[Data records]
____

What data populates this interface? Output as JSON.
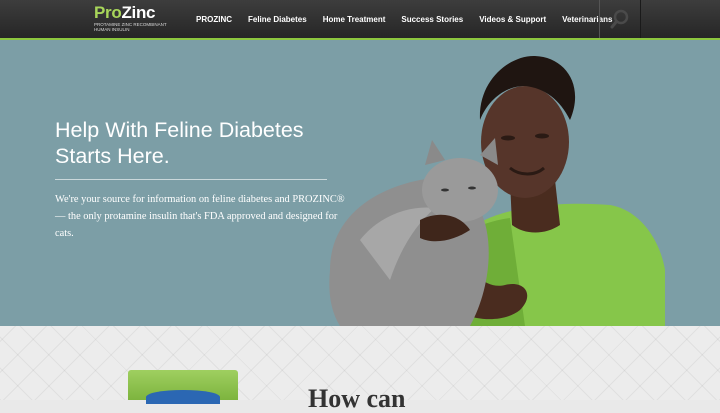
{
  "header": {
    "logo": {
      "pro": "Pro",
      "zinc": "Zinc",
      "tagline": "PROTAMINE ZINC RECOMBINANT HUMAN INSULIN"
    },
    "nav": [
      "PROZINC",
      "Feline Diabetes",
      "Home Treatment",
      "Success Stories",
      "Videos & Support",
      "Veterinarians"
    ],
    "search_icon": "search-icon"
  },
  "hero": {
    "title": "Help With Feline Diabetes Starts Here.",
    "description": "We're your source for information on feline diabetes and PROZINC® — the only protamine insulin that's FDA approved and designed for cats."
  },
  "section": {
    "heading": "How can"
  },
  "colors": {
    "accent": "#8cc63f",
    "hero_bg": "#7c9ea6",
    "nav_bg": "#2e2e2e"
  }
}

____

## Task prompt
Collect from the data above every line that includes "PROZINC".

## Finished task
      "PROZINC",
    "description": "We're your source for information on feline diabetes and PROZINC® — the only protamine insulin that's FDA approved and designed for cats."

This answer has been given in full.